ITEMS:
[Start]
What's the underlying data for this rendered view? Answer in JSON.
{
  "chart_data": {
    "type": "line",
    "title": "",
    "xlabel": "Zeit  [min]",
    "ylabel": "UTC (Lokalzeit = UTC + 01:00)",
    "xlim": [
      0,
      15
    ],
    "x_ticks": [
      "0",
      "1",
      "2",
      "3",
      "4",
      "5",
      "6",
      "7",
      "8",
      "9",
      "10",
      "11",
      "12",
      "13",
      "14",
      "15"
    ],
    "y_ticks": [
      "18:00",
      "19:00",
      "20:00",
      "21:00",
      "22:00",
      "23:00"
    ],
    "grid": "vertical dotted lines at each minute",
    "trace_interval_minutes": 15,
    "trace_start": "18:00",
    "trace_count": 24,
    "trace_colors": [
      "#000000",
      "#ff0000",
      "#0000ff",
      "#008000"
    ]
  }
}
[End]
EXERCISE TASK:
Extract each line of the material exactly as it stands.

SOLVED PROBLEM:
What's the underlying data for this rendered view? Answer in JSON.
{
  "chart_data": {
    "type": "line",
    "title": "",
    "xlabel": "Zeit  [min]",
    "ylabel": "UTC (Lokalzeit = UTC + 01:00)",
    "xlim": [
      0,
      15
    ],
    "x_ticks": [
      "0",
      "1",
      "2",
      "3",
      "4",
      "5",
      "6",
      "7",
      "8",
      "9",
      "10",
      "11",
      "12",
      "13",
      "14",
      "15"
    ],
    "y_ticks": [
      "18:00",
      "19:00",
      "20:00",
      "21:00",
      "22:00",
      "23:00"
    ],
    "grid": "vertical dotted lines at each minute",
    "trace_interval_minutes": 15,
    "trace_start": "18:00",
    "trace_count": 24,
    "trace_colors": [
      "#000000",
      "#ff0000",
      "#0000ff",
      "#008000"
    ]
  }
}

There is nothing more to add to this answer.